*STATED GOAL*.
Write out, precisely and in full, each line of the material.

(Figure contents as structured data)
* START *
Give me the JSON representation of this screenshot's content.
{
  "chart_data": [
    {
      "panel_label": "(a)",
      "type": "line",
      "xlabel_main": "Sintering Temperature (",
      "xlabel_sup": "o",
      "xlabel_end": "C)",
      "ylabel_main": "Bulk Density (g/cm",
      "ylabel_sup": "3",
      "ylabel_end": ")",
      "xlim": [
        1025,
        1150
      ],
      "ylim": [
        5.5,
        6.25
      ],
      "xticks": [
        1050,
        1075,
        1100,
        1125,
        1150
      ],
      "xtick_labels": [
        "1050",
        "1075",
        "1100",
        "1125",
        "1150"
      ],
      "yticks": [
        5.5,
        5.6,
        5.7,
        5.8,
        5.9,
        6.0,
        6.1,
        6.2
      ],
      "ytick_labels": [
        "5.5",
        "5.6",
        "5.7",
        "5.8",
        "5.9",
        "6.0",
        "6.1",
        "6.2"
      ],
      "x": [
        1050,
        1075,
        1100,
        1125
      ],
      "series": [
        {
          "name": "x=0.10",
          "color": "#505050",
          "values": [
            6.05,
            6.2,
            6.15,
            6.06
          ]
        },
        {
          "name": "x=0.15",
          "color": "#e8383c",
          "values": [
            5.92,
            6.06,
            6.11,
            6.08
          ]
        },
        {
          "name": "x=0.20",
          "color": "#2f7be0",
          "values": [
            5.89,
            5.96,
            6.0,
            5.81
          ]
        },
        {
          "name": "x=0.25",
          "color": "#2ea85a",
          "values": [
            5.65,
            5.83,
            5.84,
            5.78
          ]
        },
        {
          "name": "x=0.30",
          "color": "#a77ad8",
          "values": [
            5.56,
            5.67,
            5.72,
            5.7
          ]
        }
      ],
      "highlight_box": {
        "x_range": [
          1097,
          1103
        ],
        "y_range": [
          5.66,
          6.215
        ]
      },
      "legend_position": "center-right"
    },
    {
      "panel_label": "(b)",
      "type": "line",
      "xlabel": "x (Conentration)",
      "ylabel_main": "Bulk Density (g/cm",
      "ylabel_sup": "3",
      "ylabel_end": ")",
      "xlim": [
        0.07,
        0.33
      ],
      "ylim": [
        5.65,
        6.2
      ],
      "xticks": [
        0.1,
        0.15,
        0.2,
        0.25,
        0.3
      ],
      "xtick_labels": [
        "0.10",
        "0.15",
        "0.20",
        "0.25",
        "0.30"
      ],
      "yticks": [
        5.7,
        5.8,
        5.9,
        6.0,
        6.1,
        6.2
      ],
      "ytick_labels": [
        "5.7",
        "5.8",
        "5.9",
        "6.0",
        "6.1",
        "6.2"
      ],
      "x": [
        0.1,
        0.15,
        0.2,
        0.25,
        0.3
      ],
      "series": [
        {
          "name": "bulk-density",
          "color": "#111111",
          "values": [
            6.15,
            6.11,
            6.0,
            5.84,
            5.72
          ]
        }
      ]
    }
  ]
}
* END *
*FULL SOLUTION*.
Give me the JSON representation of this screenshot's content.
{
  "chart_data": [
    {
      "panel_label": "(a)",
      "type": "line",
      "xlabel_main": "Sintering Temperature (",
      "xlabel_sup": "o",
      "xlabel_end": "C)",
      "ylabel_main": "Bulk Density (g/cm",
      "ylabel_sup": "3",
      "ylabel_end": ")",
      "xlim": [
        1025,
        1150
      ],
      "ylim": [
        5.5,
        6.25
      ],
      "xticks": [
        1050,
        1075,
        1100,
        1125,
        1150
      ],
      "xtick_labels": [
        "1050",
        "1075",
        "1100",
        "1125",
        "1150"
      ],
      "yticks": [
        5.5,
        5.6,
        5.7,
        5.8,
        5.9,
        6.0,
        6.1,
        6.2
      ],
      "ytick_labels": [
        "5.5",
        "5.6",
        "5.7",
        "5.8",
        "5.9",
        "6.0",
        "6.1",
        "6.2"
      ],
      "x": [
        1050,
        1075,
        1100,
        1125
      ],
      "series": [
        {
          "name": "x=0.10",
          "color": "#505050",
          "values": [
            6.05,
            6.2,
            6.15,
            6.06
          ]
        },
        {
          "name": "x=0.15",
          "color": "#e8383c",
          "values": [
            5.92,
            6.06,
            6.11,
            6.08
          ]
        },
        {
          "name": "x=0.20",
          "color": "#2f7be0",
          "values": [
            5.89,
            5.96,
            6.0,
            5.81
          ]
        },
        {
          "name": "x=0.25",
          "color": "#2ea85a",
          "values": [
            5.65,
            5.83,
            5.84,
            5.78
          ]
        },
        {
          "name": "x=0.30",
          "color": "#a77ad8",
          "values": [
            5.56,
            5.67,
            5.72,
            5.7
          ]
        }
      ],
      "highlight_box": {
        "x_range": [
          1097,
          1103
        ],
        "y_range": [
          5.66,
          6.215
        ]
      },
      "legend_position": "center-right"
    },
    {
      "panel_label": "(b)",
      "type": "line",
      "xlabel": "x (Conentration)",
      "ylabel_main": "Bulk Density (g/cm",
      "ylabel_sup": "3",
      "ylabel_end": ")",
      "xlim": [
        0.07,
        0.33
      ],
      "ylim": [
        5.65,
        6.2
      ],
      "xticks": [
        0.1,
        0.15,
        0.2,
        0.25,
        0.3
      ],
      "xtick_labels": [
        "0.10",
        "0.15",
        "0.20",
        "0.25",
        "0.30"
      ],
      "yticks": [
        5.7,
        5.8,
        5.9,
        6.0,
        6.1,
        6.2
      ],
      "ytick_labels": [
        "5.7",
        "5.8",
        "5.9",
        "6.0",
        "6.1",
        "6.2"
      ],
      "x": [
        0.1,
        0.15,
        0.2,
        0.25,
        0.3
      ],
      "series": [
        {
          "name": "bulk-density",
          "color": "#111111",
          "values": [
            6.15,
            6.11,
            6.0,
            5.84,
            5.72
          ]
        }
      ]
    }
  ]
}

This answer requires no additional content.